* **Source records**:
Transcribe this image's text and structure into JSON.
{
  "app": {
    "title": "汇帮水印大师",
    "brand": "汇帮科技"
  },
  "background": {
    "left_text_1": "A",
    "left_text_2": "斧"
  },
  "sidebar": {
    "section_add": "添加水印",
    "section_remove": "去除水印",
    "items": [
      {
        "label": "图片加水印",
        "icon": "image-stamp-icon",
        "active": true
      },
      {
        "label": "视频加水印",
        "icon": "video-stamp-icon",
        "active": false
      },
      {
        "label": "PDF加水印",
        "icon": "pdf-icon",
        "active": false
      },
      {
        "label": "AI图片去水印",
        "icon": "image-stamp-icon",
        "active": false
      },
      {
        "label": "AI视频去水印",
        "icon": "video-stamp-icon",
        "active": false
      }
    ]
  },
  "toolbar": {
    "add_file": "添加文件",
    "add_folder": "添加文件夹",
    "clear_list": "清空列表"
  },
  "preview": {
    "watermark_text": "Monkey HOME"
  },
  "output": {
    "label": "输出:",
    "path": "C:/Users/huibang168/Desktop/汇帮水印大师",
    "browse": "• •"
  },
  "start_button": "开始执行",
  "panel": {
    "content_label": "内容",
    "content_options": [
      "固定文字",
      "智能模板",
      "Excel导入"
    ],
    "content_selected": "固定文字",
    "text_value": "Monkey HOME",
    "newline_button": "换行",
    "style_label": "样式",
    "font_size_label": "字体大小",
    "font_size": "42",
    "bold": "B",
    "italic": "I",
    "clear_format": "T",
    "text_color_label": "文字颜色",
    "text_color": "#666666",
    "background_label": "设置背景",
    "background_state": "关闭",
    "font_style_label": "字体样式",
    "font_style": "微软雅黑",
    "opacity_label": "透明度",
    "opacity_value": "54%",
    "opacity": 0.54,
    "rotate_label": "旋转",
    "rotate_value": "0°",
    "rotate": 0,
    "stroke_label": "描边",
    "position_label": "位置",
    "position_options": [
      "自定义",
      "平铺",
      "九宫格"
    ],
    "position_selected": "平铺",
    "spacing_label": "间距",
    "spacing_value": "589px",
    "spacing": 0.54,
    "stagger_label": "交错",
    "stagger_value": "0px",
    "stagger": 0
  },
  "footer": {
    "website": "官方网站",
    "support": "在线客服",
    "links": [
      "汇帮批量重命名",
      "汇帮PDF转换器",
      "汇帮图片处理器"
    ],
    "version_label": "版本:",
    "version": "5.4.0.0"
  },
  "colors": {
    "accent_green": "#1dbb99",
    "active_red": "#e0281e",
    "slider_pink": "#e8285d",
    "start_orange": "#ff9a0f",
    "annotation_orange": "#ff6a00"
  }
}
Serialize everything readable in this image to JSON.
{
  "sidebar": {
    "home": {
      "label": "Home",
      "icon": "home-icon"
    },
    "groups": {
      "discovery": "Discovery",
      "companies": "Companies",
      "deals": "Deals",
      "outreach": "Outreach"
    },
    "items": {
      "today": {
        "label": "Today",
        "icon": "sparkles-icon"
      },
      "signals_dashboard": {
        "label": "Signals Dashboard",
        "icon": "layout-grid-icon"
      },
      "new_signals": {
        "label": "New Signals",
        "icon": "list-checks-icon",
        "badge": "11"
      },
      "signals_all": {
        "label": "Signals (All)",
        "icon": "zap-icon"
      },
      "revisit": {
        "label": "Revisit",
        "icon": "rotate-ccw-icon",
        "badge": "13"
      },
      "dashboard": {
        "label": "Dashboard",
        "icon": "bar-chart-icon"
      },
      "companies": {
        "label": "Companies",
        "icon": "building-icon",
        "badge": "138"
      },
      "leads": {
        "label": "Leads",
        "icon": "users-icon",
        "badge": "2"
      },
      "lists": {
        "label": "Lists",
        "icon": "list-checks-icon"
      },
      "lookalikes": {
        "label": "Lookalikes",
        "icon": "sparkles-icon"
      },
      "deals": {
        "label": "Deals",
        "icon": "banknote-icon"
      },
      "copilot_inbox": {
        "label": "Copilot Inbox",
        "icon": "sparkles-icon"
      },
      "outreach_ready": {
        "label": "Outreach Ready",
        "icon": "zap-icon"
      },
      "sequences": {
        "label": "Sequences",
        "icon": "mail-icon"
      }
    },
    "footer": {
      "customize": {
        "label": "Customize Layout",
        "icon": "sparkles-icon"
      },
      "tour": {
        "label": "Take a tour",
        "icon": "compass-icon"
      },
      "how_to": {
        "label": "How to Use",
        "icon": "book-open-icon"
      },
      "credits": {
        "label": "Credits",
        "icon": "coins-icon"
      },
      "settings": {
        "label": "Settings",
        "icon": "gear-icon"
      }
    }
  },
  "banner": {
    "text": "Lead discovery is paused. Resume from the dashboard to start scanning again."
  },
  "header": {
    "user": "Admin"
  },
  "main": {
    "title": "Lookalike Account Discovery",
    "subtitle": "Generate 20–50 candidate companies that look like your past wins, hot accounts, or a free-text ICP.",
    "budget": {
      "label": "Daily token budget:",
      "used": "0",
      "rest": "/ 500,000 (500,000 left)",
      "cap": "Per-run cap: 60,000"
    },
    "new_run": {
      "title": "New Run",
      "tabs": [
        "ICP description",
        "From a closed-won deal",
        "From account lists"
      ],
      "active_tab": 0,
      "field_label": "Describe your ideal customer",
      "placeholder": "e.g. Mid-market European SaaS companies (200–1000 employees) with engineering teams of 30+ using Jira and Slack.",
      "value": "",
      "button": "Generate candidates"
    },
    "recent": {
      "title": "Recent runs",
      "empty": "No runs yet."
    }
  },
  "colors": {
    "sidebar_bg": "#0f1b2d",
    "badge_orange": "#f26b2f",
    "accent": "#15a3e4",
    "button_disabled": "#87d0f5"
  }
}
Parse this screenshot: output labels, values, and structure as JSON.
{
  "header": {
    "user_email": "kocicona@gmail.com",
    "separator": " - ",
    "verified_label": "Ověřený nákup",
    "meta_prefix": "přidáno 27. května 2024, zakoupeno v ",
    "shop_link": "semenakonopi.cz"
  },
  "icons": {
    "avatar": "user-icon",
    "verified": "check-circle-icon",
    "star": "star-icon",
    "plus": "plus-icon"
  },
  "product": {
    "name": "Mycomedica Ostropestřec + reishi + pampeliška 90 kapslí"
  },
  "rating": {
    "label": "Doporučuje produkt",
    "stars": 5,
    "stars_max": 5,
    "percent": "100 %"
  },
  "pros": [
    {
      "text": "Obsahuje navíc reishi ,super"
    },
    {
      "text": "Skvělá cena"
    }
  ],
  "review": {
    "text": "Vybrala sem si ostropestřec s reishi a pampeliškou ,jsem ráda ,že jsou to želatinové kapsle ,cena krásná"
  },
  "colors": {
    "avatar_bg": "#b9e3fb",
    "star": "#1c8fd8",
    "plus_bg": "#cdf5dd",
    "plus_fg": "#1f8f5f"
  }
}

* **Task to carry out**: Reproduce the material above without altering a single character.

* **Complete output**:
Transcribe this image's text and structure into JSON.
{
  "app": {
    "title": "汇帮水印大师",
    "brand": "汇帮科技"
  },
  "background": {
    "left_text_1": "A",
    "left_text_2": "斧"
  },
  "sidebar": {
    "section_add": "添加水印",
    "section_remove": "去除水印",
    "items": [
      {
        "label": "图片加水印",
        "icon": "image-stamp-icon",
        "active": true
      },
      {
        "label": "视频加水印",
        "icon": "video-stamp-icon",
        "active": false
      },
      {
        "label": "PDF加水印",
        "icon": "pdf-icon",
        "active": false
      },
      {
        "label": "AI图片去水印",
        "icon": "image-stamp-icon",
        "active": false
      },
      {
        "label": "AI视频去水印",
        "icon": "video-stamp-icon",
        "active": false
      }
    ]
  },
  "toolbar": {
    "add_file": "添加文件",
    "add_folder": "添加文件夹",
    "clear_list": "清空列表"
  },
  "preview": {
    "watermark_text": "Monkey HOME"
  },
  "output": {
    "label": "输出:",
    "path": "C:/Users/huibang168/Desktop/汇帮水印大师",
    "browse": "• •"
  },
  "start_button": "开始执行",
  "panel": {
    "content_label": "内容",
    "content_options": [
      "固定文字",
      "智能模板",
      "Excel导入"
    ],
    "content_selected": "固定文字",
    "text_value": "Monkey HOME",
    "newline_button": "换行",
    "style_label": "样式",
    "font_size_label": "字体大小",
    "font_size": "42",
    "bold": "B",
    "italic": "I",
    "clear_format": "T",
    "text_color_label": "文字颜色",
    "text_color": "#666666",
    "background_label": "设置背景",
    "background_state": "关闭",
    "font_style_label": "字体样式",
    "font_style": "微软雅黑",
    "opacity_label": "透明度",
    "opacity_value": "54%",
    "opacity": 0.54,
    "rotate_label": "旋转",
    "rotate_value": "0°",
    "rotate": 0,
    "stroke_label": "描边",
    "position_label": "位置",
    "position_options": [
      "自定义",
      "平铺",
      "九宫格"
    ],
    "position_selected": "平铺",
    "spacing_label": "间距",
    "spacing_value": "589px",
    "spacing": 0.54,
    "stagger_label": "交错",
    "stagger_value": "0px",
    "stagger": 0
  },
  "footer": {
    "website": "官方网站",
    "support": "在线客服",
    "links": [
      "汇帮批量重命名",
      "汇帮PDF转换器",
      "汇帮图片处理器"
    ],
    "version_label": "版本:",
    "version": "5.4.0.0"
  },
  "colors": {
    "accent_green": "#1dbb99",
    "active_red": "#e0281e",
    "slider_pink": "#e8285d",
    "start_orange": "#ff9a0f",
    "annotation_orange": "#ff6a00"
  }
}
Serialize everything readable in this image to JSON.
{
  "sidebar": {
    "home": {
      "label": "Home",
      "icon": "home-icon"
    },
    "groups": {
      "discovery": "Discovery",
      "companies": "Companies",
      "deals": "Deals",
      "outreach": "Outreach"
    },
    "items": {
      "today": {
        "label": "Today",
        "icon": "sparkles-icon"
      },
      "signals_dashboard": {
        "label": "Signals Dashboard",
        "icon": "layout-grid-icon"
      },
      "new_signals": {
        "label": "New Signals",
        "icon": "list-checks-icon",
        "badge": "11"
      },
      "signals_all": {
        "label": "Signals (All)",
        "icon": "zap-icon"
      },
      "revisit": {
        "label": "Revisit",
        "icon": "rotate-ccw-icon",
        "badge": "13"
      },
      "dashboard": {
        "label": "Dashboard",
        "icon": "bar-chart-icon"
      },
      "companies": {
        "label": "Companies",
        "icon": "building-icon",
        "badge": "138"
      },
      "leads": {
        "label": "Leads",
        "icon": "users-icon",
        "badge": "2"
      },
      "lists": {
        "label": "Lists",
        "icon": "list-checks-icon"
      },
      "lookalikes": {
        "label": "Lookalikes",
        "icon": "sparkles-icon"
      },
      "deals": {
        "label": "Deals",
        "icon": "banknote-icon"
      },
      "copilot_inbox": {
        "label": "Copilot Inbox",
        "icon": "sparkles-icon"
      },
      "outreach_ready": {
        "label": "Outreach Ready",
        "icon": "zap-icon"
      },
      "sequences": {
        "label": "Sequences",
        "icon": "mail-icon"
      }
    },
    "footer": {
      "customize": {
        "label": "Customize Layout",
        "icon": "sparkles-icon"
      },
      "tour": {
        "label": "Take a tour",
        "icon": "compass-icon"
      },
      "how_to": {
        "label": "How to Use",
        "icon": "book-open-icon"
      },
      "credits": {
        "label": "Credits",
        "icon": "coins-icon"
      },
      "settings": {
        "label": "Settings",
        "icon": "gear-icon"
      }
    }
  },
  "banner": {
    "text": "Lead discovery is paused. Resume from the dashboard to start scanning again."
  },
  "header": {
    "user": "Admin"
  },
  "main": {
    "title": "Lookalike Account Discovery",
    "subtitle": "Generate 20–50 candidate companies that look like your past wins, hot accounts, or a free-text ICP.",
    "budget": {
      "label": "Daily token budget:",
      "used": "0",
      "rest": "/ 500,000 (500,000 left)",
      "cap": "Per-run cap: 60,000"
    },
    "new_run": {
      "title": "New Run",
      "tabs": [
        "ICP description",
        "From a closed-won deal",
        "From account lists"
      ],
      "active_tab": 0,
      "field_label": "Describe your ideal customer",
      "placeholder": "e.g. Mid-market European SaaS companies (200–1000 employees) with engineering teams of 30+ using Jira and Slack.",
      "value": "",
      "button": "Generate candidates"
    },
    "recent": {
      "title": "Recent runs",
      "empty": "No runs yet."
    }
  },
  "colors": {
    "sidebar_bg": "#0f1b2d",
    "badge_orange": "#f26b2f",
    "accent": "#15a3e4",
    "button_disabled": "#87d0f5"
  }
}
Parse this screenshot: output labels, values, and structure as JSON.
{
  "header": {
    "user_email": "kocicona@gmail.com",
    "separator": " - ",
    "verified_label": "Ověřený nákup",
    "meta_prefix": "přidáno 27. května 2024, zakoupeno v ",
    "shop_link": "semenakonopi.cz"
  },
  "icons": {
    "avatar": "user-icon",
    "verified": "check-circle-icon",
    "star": "star-icon",
    "plus": "plus-icon"
  },
  "product": {
    "name": "Mycomedica Ostropestřec + reishi + pampeliška 90 kapslí"
  },
  "rating": {
    "label": "Doporučuje produkt",
    "stars": 5,
    "stars_max": 5,
    "percent": "100 %"
  },
  "pros": [
    {
      "text": "Obsahuje navíc reishi ,super"
    },
    {
      "text": "Skvělá cena"
    }
  ],
  "review": {
    "text": "Vybrala sem si ostropestřec s reishi a pampeliškou ,jsem ráda ,že jsou to želatinové kapsle ,cena krásná"
  },
  "colors": {
    "avatar_bg": "#b9e3fb",
    "star": "#1c8fd8",
    "plus_bg": "#cdf5dd",
    "plus_fg": "#1f8f5f"
  }
}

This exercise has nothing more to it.